Could you transcribe the material below exactly, without leaving out a single line?
[START RECORDED INFORMATION]
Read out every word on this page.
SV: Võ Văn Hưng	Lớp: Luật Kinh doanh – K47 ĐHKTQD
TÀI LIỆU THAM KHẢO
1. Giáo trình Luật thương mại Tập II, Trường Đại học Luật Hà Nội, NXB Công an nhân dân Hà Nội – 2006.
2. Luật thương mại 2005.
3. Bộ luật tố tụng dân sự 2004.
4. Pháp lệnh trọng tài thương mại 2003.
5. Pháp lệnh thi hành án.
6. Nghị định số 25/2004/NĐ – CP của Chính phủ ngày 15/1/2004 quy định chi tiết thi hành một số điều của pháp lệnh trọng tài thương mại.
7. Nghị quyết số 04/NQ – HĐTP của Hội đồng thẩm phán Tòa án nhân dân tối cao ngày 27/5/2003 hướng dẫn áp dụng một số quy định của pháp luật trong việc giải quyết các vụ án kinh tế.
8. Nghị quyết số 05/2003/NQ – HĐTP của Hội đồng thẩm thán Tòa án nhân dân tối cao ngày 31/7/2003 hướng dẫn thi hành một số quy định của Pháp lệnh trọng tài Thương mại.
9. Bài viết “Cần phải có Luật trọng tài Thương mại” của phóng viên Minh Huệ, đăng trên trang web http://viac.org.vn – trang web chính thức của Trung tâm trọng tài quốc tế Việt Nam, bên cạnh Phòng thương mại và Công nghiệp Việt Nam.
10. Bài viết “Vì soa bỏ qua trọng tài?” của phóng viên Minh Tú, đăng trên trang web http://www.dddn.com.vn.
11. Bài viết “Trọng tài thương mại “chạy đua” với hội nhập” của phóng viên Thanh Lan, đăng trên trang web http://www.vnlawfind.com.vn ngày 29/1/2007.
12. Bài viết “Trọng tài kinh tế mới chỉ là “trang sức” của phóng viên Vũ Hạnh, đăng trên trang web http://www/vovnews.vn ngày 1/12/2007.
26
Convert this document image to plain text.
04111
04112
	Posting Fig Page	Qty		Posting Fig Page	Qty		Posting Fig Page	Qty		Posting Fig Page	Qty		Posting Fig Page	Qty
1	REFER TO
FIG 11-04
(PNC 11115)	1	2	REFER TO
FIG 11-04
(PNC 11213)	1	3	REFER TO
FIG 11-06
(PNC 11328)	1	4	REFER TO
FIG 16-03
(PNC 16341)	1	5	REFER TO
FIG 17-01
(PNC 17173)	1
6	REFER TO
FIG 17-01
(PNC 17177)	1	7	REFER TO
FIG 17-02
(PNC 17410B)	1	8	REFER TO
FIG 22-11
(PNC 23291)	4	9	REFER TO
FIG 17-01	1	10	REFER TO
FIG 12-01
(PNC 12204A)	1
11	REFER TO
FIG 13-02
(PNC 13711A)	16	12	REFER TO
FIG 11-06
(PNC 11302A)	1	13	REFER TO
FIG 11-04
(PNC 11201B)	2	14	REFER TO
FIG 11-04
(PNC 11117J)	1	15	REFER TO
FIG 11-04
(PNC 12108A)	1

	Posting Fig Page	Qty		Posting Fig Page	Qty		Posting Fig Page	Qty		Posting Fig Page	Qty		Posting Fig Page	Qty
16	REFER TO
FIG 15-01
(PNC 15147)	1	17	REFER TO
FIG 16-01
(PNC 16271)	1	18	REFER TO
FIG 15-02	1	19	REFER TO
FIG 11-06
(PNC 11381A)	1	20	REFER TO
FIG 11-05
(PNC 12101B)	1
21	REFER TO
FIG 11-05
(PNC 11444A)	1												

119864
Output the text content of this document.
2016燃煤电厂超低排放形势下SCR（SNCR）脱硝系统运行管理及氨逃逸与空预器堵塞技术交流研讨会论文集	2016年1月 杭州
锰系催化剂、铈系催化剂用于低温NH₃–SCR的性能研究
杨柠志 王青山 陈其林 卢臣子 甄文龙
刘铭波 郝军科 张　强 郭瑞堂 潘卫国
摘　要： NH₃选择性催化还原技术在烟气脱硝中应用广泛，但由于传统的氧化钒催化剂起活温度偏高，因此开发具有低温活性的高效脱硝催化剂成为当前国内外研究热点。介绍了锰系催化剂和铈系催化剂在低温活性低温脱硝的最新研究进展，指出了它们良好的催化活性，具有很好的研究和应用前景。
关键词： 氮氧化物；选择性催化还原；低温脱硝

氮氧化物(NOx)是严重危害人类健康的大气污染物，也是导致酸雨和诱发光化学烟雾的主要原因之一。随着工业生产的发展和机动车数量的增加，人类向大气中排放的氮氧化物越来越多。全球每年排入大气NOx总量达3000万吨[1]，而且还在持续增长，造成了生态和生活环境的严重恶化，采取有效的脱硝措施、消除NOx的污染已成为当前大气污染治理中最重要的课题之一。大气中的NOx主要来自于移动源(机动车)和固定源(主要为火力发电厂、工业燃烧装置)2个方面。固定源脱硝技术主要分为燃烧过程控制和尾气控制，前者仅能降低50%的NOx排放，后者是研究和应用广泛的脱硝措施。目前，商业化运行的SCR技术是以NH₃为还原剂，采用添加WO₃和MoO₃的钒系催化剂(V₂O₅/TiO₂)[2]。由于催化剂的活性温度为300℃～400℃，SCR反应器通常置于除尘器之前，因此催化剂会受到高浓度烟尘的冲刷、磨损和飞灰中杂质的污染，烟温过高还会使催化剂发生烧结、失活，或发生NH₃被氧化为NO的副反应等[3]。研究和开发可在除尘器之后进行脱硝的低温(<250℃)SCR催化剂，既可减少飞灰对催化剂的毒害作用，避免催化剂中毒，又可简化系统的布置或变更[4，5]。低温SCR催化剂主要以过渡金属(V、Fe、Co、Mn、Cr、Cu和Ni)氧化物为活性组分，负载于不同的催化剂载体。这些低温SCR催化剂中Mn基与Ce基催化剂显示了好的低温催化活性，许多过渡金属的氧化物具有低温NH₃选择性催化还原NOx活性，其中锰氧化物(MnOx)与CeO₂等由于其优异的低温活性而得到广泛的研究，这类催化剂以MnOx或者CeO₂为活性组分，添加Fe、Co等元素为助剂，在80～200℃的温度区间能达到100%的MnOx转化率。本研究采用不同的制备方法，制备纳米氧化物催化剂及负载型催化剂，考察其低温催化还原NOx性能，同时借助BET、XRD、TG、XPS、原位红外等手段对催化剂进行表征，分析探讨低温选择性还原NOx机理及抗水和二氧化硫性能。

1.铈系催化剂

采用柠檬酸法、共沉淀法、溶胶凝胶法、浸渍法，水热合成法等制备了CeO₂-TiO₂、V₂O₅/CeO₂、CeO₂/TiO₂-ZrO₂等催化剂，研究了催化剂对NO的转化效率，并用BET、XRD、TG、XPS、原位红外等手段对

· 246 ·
[END RECORDED INFORMATION]
• ANSWER TO THE TASK
Read out every word on this page.
SV: Võ Văn Hưng	Lớp: Luật Kinh doanh – K47 ĐHKTQD
TÀI LIỆU THAM KHẢO
1. Giáo trình Luật thương mại Tập II, Trường Đại học Luật Hà Nội, NXB Công an nhân dân Hà Nội – 2006.
2. Luật thương mại 2005.
3. Bộ luật tố tụng dân sự 2004.
4. Pháp lệnh trọng tài thương mại 2003.
5. Pháp lệnh thi hành án.
6. Nghị định số 25/2004/NĐ – CP của Chính phủ ngày 15/1/2004 quy định chi tiết thi hành một số điều của pháp lệnh trọng tài thương mại.
7. Nghị quyết số 04/NQ – HĐTP của Hội đồng thẩm phán Tòa án nhân dân tối cao ngày 27/5/2003 hướng dẫn áp dụng một số quy định của pháp luật trong việc giải quyết các vụ án kinh tế.
8. Nghị quyết số 05/2003/NQ – HĐTP của Hội đồng thẩm thán Tòa án nhân dân tối cao ngày 31/7/2003 hướng dẫn thi hành một số quy định của Pháp lệnh trọng tài Thương mại.
9. Bài viết “Cần phải có Luật trọng tài Thương mại” của phóng viên Minh Huệ, đăng trên trang web http://viac.org.vn – trang web chính thức của Trung tâm trọng tài quốc tế Việt Nam, bên cạnh Phòng thương mại và Công nghiệp Việt Nam.
10. Bài viết “Vì soa bỏ qua trọng tài?” của phóng viên Minh Tú, đăng trên trang web http://www.dddn.com.vn.
11. Bài viết “Trọng tài thương mại “chạy đua” với hội nhập” của phóng viên Thanh Lan, đăng trên trang web http://www.vnlawfind.com.vn ngày 29/1/2007.
12. Bài viết “Trọng tài kinh tế mới chỉ là “trang sức” của phóng viên Vũ Hạnh, đăng trên trang web http://www/vovnews.vn ngày 1/12/2007.
26
Convert this document image to plain text.
04111
04112
	Posting Fig Page	Qty		Posting Fig Page	Qty		Posting Fig Page	Qty		Posting Fig Page	Qty		Posting Fig Page	Qty
1	REFER TO
FIG 11-04
(PNC 11115)	1	2	REFER TO
FIG 11-04
(PNC 11213)	1	3	REFER TO
FIG 11-06
(PNC 11328)	1	4	REFER TO
FIG 16-03
(PNC 16341)	1	5	REFER TO
FIG 17-01
(PNC 17173)	1
6	REFER TO
FIG 17-01
(PNC 17177)	1	7	REFER TO
FIG 17-02
(PNC 17410B)	1	8	REFER TO
FIG 22-11
(PNC 23291)	4	9	REFER TO
FIG 17-01	1	10	REFER TO
FIG 12-01
(PNC 12204A)	1
11	REFER TO
FIG 13-02
(PNC 13711A)	16	12	REFER TO
FIG 11-06
(PNC 11302A)	1	13	REFER TO
FIG 11-04
(PNC 11201B)	2	14	REFER TO
FIG 11-04
(PNC 11117J)	1	15	REFER TO
FIG 11-04
(PNC 12108A)	1

	Posting Fig Page	Qty		Posting Fig Page	Qty		Posting Fig Page	Qty		Posting Fig Page	Qty		Posting Fig Page	Qty
16	REFER TO
FIG 15-01
(PNC 15147)	1	17	REFER TO
FIG 16-01
(PNC 16271)	1	18	REFER TO
FIG 15-02	1	19	REFER TO
FIG 11-06
(PNC 11381A)	1	20	REFER TO
FIG 11-05
(PNC 12101B)	1
21	REFER TO
FIG 11-05
(PNC 11444A)	1												

119864
Output the text content of this document.
2016燃煤电厂超低排放形势下SCR（SNCR）脱硝系统运行管理及氨逃逸与空预器堵塞技术交流研讨会论文集	2016年1月 杭州
锰系催化剂、铈系催化剂用于低温NH₃–SCR的性能研究
杨柠志 王青山 陈其林 卢臣子 甄文龙
刘铭波 郝军科 张　强 郭瑞堂 潘卫国
摘　要： NH₃选择性催化还原技术在烟气脱硝中应用广泛，但由于传统的氧化钒催化剂起活温度偏高，因此开发具有低温活性的高效脱硝催化剂成为当前国内外研究热点。介绍了锰系催化剂和铈系催化剂在低温活性低温脱硝的最新研究进展，指出了它们良好的催化活性，具有很好的研究和应用前景。
关键词： 氮氧化物；选择性催化还原；低温脱硝

氮氧化物(NOx)是严重危害人类健康的大气污染物，也是导致酸雨和诱发光化学烟雾的主要原因之一。随着工业生产的发展和机动车数量的增加，人类向大气中排放的氮氧化物越来越多。全球每年排入大气NOx总量达3000万吨[1]，而且还在持续增长，造成了生态和生活环境的严重恶化，采取有效的脱硝措施、消除NOx的污染已成为当前大气污染治理中最重要的课题之一。大气中的NOx主要来自于移动源(机动车)和固定源(主要为火力发电厂、工业燃烧装置)2个方面。固定源脱硝技术主要分为燃烧过程控制和尾气控制，前者仅能降低50%的NOx排放，后者是研究和应用广泛的脱硝措施。目前，商业化运行的SCR技术是以NH₃为还原剂，采用添加WO₃和MoO₃的钒系催化剂(V₂O₅/TiO₂)[2]。由于催化剂的活性温度为300℃～400℃，SCR反应器通常置于除尘器之前，因此催化剂会受到高浓度烟尘的冲刷、磨损和飞灰中杂质的污染，烟温过高还会使催化剂发生烧结、失活，或发生NH₃被氧化为NO的副反应等[3]。研究和开发可在除尘器之后进行脱硝的低温(<250℃)SCR催化剂，既可减少飞灰对催化剂的毒害作用，避免催化剂中毒，又可简化系统的布置或变更[4，5]。低温SCR催化剂主要以过渡金属(V、Fe、Co、Mn、Cr、Cu和Ni)氧化物为活性组分，负载于不同的催化剂载体。这些低温SCR催化剂中Mn基与Ce基催化剂显示了好的低温催化活性，许多过渡金属的氧化物具有低温NH₃选择性催化还原NOx活性，其中锰氧化物(MnOx)与CeO₂等由于其优异的低温活性而得到广泛的研究，这类催化剂以MnOx或者CeO₂为活性组分，添加Fe、Co等元素为助剂，在80～200℃的温度区间能达到100%的MnOx转化率。本研究采用不同的制备方法，制备纳米氧化物催化剂及负载型催化剂，考察其低温催化还原NOx性能，同时借助BET、XRD、TG、XPS、原位红外等手段对催化剂进行表征，分析探讨低温选择性还原NOx机理及抗水和二氧化硫性能。

1.铈系催化剂

采用柠檬酸法、共沉淀法、溶胶凝胶法、浸渍法，水热合成法等制备了CeO₂-TiO₂、V₂O₅/CeO₂、CeO₂/TiO₂-ZrO₂等催化剂，研究了催化剂对NO的转化效率，并用BET、XRD、TG、XPS、原位红外等手段对

· 246 ·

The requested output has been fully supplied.